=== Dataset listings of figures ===

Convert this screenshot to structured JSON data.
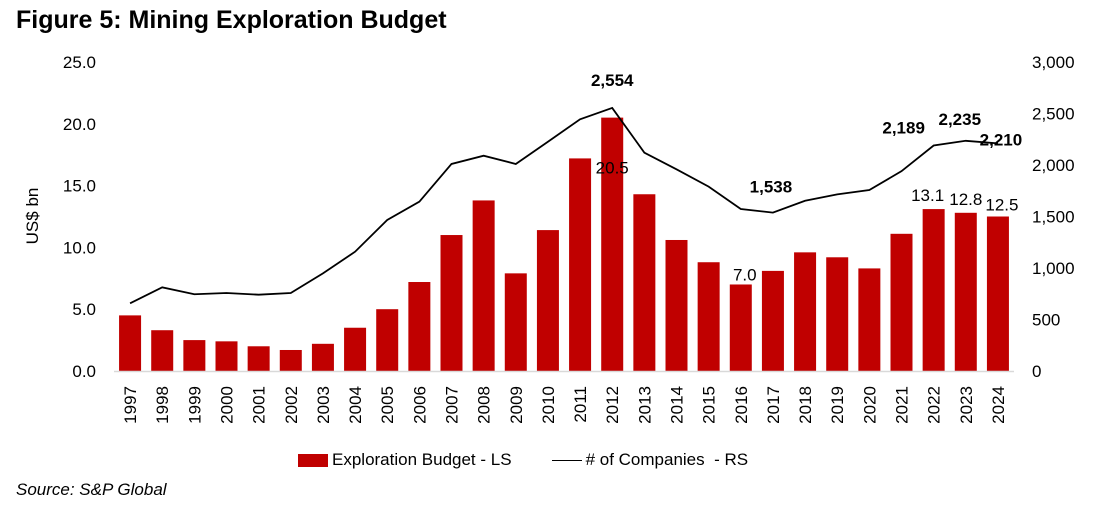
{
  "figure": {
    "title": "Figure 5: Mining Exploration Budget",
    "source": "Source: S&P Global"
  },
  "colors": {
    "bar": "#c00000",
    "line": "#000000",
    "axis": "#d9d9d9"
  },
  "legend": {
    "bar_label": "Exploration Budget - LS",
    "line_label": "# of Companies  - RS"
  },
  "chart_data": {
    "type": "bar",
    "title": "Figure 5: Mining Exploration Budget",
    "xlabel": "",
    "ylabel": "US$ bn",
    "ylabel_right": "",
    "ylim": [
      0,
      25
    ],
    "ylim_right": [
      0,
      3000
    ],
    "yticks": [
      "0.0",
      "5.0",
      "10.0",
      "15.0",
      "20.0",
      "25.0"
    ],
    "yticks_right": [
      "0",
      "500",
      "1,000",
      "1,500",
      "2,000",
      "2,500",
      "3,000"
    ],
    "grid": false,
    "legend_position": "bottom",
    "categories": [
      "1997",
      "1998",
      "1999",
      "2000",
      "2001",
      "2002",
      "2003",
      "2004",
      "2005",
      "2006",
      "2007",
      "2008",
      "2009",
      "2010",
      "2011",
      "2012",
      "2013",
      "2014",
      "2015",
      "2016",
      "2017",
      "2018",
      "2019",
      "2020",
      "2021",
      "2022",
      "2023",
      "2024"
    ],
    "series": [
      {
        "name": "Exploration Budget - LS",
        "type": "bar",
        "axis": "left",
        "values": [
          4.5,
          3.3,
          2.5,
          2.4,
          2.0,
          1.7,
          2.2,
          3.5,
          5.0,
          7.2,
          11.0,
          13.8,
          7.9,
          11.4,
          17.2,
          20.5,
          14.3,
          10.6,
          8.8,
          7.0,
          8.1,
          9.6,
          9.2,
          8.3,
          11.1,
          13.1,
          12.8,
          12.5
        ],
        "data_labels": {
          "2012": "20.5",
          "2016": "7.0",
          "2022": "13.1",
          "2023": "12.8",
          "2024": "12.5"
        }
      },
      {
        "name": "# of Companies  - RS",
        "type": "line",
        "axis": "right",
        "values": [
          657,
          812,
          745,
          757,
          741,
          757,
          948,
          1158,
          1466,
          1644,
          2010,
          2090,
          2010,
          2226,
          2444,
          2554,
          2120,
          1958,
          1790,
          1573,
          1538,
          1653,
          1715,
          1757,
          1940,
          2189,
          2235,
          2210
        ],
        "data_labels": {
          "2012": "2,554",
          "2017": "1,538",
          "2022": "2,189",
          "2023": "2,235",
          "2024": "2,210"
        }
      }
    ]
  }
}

=== BRIEF ===
Each line that has the word "Budget" should be copied.

=== PROBLEM SOLUTION ===
    "title": "Figure 5: Mining Exploration Budget",
    "bar_label": "Exploration Budget - LS",
    "title": "Figure 5: Mining Exploration Budget",
        "name": "Exploration Budget - LS",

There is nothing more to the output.